> _Do this_
Everything in the listing should be restated word for word.

> _Recorded information_
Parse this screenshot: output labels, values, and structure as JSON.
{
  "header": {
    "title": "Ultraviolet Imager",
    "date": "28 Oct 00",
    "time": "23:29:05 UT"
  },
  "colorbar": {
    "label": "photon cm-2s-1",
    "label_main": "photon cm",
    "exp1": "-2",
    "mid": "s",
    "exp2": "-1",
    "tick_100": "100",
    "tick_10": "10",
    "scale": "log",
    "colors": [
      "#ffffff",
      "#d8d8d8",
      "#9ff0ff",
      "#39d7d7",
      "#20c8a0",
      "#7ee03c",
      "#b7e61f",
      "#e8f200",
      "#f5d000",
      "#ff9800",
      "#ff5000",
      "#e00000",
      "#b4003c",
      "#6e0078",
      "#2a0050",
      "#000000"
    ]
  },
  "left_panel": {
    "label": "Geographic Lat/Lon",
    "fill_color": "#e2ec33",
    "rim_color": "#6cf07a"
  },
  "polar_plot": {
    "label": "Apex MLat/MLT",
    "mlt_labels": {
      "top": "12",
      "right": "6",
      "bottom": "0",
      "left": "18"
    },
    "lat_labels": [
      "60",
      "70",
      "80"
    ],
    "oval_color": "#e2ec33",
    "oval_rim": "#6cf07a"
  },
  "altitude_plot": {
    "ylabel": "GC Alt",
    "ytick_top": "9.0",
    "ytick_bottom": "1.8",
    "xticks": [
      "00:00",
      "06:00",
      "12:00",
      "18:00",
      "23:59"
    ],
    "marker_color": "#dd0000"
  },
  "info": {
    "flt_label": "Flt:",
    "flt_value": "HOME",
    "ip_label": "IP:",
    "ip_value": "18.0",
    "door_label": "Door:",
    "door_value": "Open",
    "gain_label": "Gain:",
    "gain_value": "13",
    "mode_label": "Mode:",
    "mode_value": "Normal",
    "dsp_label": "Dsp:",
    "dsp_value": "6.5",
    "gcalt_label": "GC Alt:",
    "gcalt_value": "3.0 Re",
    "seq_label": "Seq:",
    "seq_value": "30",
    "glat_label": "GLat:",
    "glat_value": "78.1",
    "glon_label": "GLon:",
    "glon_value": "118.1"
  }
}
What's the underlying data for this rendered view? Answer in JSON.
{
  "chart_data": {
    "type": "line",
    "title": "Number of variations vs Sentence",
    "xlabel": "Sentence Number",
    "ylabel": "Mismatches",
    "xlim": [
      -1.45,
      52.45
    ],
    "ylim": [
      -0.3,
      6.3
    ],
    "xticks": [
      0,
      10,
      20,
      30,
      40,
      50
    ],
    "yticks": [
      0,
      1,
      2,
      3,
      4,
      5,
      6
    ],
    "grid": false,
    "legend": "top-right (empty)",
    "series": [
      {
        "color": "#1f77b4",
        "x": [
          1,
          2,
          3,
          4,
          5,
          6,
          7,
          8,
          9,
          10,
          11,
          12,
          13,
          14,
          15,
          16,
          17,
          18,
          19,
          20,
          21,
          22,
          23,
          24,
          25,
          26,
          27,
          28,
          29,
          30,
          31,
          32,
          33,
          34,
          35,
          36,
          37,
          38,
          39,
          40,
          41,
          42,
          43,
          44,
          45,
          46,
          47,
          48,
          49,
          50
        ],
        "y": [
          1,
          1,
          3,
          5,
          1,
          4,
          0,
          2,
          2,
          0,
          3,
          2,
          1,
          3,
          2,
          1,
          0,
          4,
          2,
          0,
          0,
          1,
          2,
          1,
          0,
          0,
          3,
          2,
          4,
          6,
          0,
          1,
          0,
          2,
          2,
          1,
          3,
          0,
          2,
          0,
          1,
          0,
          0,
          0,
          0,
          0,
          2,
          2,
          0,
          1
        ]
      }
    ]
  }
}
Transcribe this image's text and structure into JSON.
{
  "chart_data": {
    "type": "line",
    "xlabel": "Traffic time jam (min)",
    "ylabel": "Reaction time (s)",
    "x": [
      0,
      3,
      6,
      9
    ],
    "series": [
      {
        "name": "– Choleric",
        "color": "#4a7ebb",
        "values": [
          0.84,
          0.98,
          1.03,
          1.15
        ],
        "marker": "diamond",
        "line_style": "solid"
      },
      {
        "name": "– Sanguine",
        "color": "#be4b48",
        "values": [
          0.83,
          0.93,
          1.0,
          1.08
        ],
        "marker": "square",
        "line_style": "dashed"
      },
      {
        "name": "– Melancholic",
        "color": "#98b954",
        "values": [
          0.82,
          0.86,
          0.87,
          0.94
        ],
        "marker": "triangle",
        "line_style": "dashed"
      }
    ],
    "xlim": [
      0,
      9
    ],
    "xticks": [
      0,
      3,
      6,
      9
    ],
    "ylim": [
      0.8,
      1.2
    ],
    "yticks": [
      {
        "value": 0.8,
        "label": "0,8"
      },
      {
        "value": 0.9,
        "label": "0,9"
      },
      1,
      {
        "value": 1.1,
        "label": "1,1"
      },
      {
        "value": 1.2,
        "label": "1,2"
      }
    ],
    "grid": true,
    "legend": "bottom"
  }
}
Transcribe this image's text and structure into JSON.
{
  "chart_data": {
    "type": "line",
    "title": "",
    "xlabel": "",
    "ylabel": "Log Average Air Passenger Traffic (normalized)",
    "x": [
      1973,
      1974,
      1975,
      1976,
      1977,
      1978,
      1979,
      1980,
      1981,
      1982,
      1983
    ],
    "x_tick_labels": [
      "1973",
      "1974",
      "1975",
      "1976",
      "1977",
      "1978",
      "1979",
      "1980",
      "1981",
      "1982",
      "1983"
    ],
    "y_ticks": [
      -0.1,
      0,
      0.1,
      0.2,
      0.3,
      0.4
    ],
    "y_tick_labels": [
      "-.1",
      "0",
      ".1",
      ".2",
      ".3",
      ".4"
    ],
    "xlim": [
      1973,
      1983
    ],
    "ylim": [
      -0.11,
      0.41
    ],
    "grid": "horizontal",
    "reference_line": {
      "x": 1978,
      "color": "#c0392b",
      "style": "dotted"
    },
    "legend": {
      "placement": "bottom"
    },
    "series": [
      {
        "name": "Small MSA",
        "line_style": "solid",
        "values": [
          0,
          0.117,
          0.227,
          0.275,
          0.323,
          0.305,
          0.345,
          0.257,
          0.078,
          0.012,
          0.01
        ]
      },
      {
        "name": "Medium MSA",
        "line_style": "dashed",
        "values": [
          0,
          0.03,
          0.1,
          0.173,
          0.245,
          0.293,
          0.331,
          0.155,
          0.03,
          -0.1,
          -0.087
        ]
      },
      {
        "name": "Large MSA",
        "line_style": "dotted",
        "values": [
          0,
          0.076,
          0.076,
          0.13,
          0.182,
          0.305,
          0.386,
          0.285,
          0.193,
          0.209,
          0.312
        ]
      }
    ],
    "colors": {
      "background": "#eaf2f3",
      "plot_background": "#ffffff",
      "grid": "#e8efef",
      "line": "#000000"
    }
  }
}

> _Worked solution_
Parse this screenshot: output labels, values, and structure as JSON.
{
  "header": {
    "title": "Ultraviolet Imager",
    "date": "28 Oct 00",
    "time": "23:29:05 UT"
  },
  "colorbar": {
    "label": "photon cm-2s-1",
    "label_main": "photon cm",
    "exp1": "-2",
    "mid": "s",
    "exp2": "-1",
    "tick_100": "100",
    "tick_10": "10",
    "scale": "log",
    "colors": [
      "#ffffff",
      "#d8d8d8",
      "#9ff0ff",
      "#39d7d7",
      "#20c8a0",
      "#7ee03c",
      "#b7e61f",
      "#e8f200",
      "#f5d000",
      "#ff9800",
      "#ff5000",
      "#e00000",
      "#b4003c",
      "#6e0078",
      "#2a0050",
      "#000000"
    ]
  },
  "left_panel": {
    "label": "Geographic Lat/Lon",
    "fill_color": "#e2ec33",
    "rim_color": "#6cf07a"
  },
  "polar_plot": {
    "label": "Apex MLat/MLT",
    "mlt_labels": {
      "top": "12",
      "right": "6",
      "bottom": "0",
      "left": "18"
    },
    "lat_labels": [
      "60",
      "70",
      "80"
    ],
    "oval_color": "#e2ec33",
    "oval_rim": "#6cf07a"
  },
  "altitude_plot": {
    "ylabel": "GC Alt",
    "ytick_top": "9.0",
    "ytick_bottom": "1.8",
    "xticks": [
      "00:00",
      "06:00",
      "12:00",
      "18:00",
      "23:59"
    ],
    "marker_color": "#dd0000"
  },
  "info": {
    "flt_label": "Flt:",
    "flt_value": "HOME",
    "ip_label": "IP:",
    "ip_value": "18.0",
    "door_label": "Door:",
    "door_value": "Open",
    "gain_label": "Gain:",
    "gain_value": "13",
    "mode_label": "Mode:",
    "mode_value": "Normal",
    "dsp_label": "Dsp:",
    "dsp_value": "6.5",
    "gcalt_label": "GC Alt:",
    "gcalt_value": "3.0 Re",
    "seq_label": "Seq:",
    "seq_value": "30",
    "glat_label": "GLat:",
    "glat_value": "78.1",
    "glon_label": "GLon:",
    "glon_value": "118.1"
  }
}
What's the underlying data for this rendered view? Answer in JSON.
{
  "chart_data": {
    "type": "line",
    "title": "Number of variations vs Sentence",
    "xlabel": "Sentence Number",
    "ylabel": "Mismatches",
    "xlim": [
      -1.45,
      52.45
    ],
    "ylim": [
      -0.3,
      6.3
    ],
    "xticks": [
      0,
      10,
      20,
      30,
      40,
      50
    ],
    "yticks": [
      0,
      1,
      2,
      3,
      4,
      5,
      6
    ],
    "grid": false,
    "legend": "top-right (empty)",
    "series": [
      {
        "color": "#1f77b4",
        "x": [
          1,
          2,
          3,
          4,
          5,
          6,
          7,
          8,
          9,
          10,
          11,
          12,
          13,
          14,
          15,
          16,
          17,
          18,
          19,
          20,
          21,
          22,
          23,
          24,
          25,
          26,
          27,
          28,
          29,
          30,
          31,
          32,
          33,
          34,
          35,
          36,
          37,
          38,
          39,
          40,
          41,
          42,
          43,
          44,
          45,
          46,
          47,
          48,
          49,
          50
        ],
        "y": [
          1,
          1,
          3,
          5,
          1,
          4,
          0,
          2,
          2,
          0,
          3,
          2,
          1,
          3,
          2,
          1,
          0,
          4,
          2,
          0,
          0,
          1,
          2,
          1,
          0,
          0,
          3,
          2,
          4,
          6,
          0,
          1,
          0,
          2,
          2,
          1,
          3,
          0,
          2,
          0,
          1,
          0,
          0,
          0,
          0,
          0,
          2,
          2,
          0,
          1
        ]
      }
    ]
  }
}
Transcribe this image's text and structure into JSON.
{
  "chart_data": {
    "type": "line",
    "xlabel": "Traffic time jam (min)",
    "ylabel": "Reaction time (s)",
    "x": [
      0,
      3,
      6,
      9
    ],
    "series": [
      {
        "name": "– Choleric",
        "color": "#4a7ebb",
        "values": [
          0.84,
          0.98,
          1.03,
          1.15
        ],
        "marker": "diamond",
        "line_style": "solid"
      },
      {
        "name": "– Sanguine",
        "color": "#be4b48",
        "values": [
          0.83,
          0.93,
          1.0,
          1.08
        ],
        "marker": "square",
        "line_style": "dashed"
      },
      {
        "name": "– Melancholic",
        "color": "#98b954",
        "values": [
          0.82,
          0.86,
          0.87,
          0.94
        ],
        "marker": "triangle",
        "line_style": "dashed"
      }
    ],
    "xlim": [
      0,
      9
    ],
    "xticks": [
      0,
      3,
      6,
      9
    ],
    "ylim": [
      0.8,
      1.2
    ],
    "yticks": [
      {
        "value": 0.8,
        "label": "0,8"
      },
      {
        "value": 0.9,
        "label": "0,9"
      },
      1,
      {
        "value": 1.1,
        "label": "1,1"
      },
      {
        "value": 1.2,
        "label": "1,2"
      }
    ],
    "grid": true,
    "legend": "bottom"
  }
}
Transcribe this image's text and structure into JSON.
{
  "chart_data": {
    "type": "line",
    "title": "",
    "xlabel": "",
    "ylabel": "Log Average Air Passenger Traffic (normalized)",
    "x": [
      1973,
      1974,
      1975,
      1976,
      1977,
      1978,
      1979,
      1980,
      1981,
      1982,
      1983
    ],
    "x_tick_labels": [
      "1973",
      "1974",
      "1975",
      "1976",
      "1977",
      "1978",
      "1979",
      "1980",
      "1981",
      "1982",
      "1983"
    ],
    "y_ticks": [
      -0.1,
      0,
      0.1,
      0.2,
      0.3,
      0.4
    ],
    "y_tick_labels": [
      "-.1",
      "0",
      ".1",
      ".2",
      ".3",
      ".4"
    ],
    "xlim": [
      1973,
      1983
    ],
    "ylim": [
      -0.11,
      0.41
    ],
    "grid": "horizontal",
    "reference_line": {
      "x": 1978,
      "color": "#c0392b",
      "style": "dotted"
    },
    "legend": {
      "placement": "bottom"
    },
    "series": [
      {
        "name": "Small MSA",
        "line_style": "solid",
        "values": [
          0,
          0.117,
          0.227,
          0.275,
          0.323,
          0.305,
          0.345,
          0.257,
          0.078,
          0.012,
          0.01
        ]
      },
      {
        "name": "Medium MSA",
        "line_style": "dashed",
        "values": [
          0,
          0.03,
          0.1,
          0.173,
          0.245,
          0.293,
          0.331,
          0.155,
          0.03,
          -0.1,
          -0.087
        ]
      },
      {
        "name": "Large MSA",
        "line_style": "dotted",
        "values": [
          0,
          0.076,
          0.076,
          0.13,
          0.182,
          0.305,
          0.386,
          0.285,
          0.193,
          0.209,
          0.312
        ]
      }
    ],
    "colors": {
      "background": "#eaf2f3",
      "plot_background": "#ffffff",
      "grid": "#e8efef",
      "line": "#000000"
    }
  }
}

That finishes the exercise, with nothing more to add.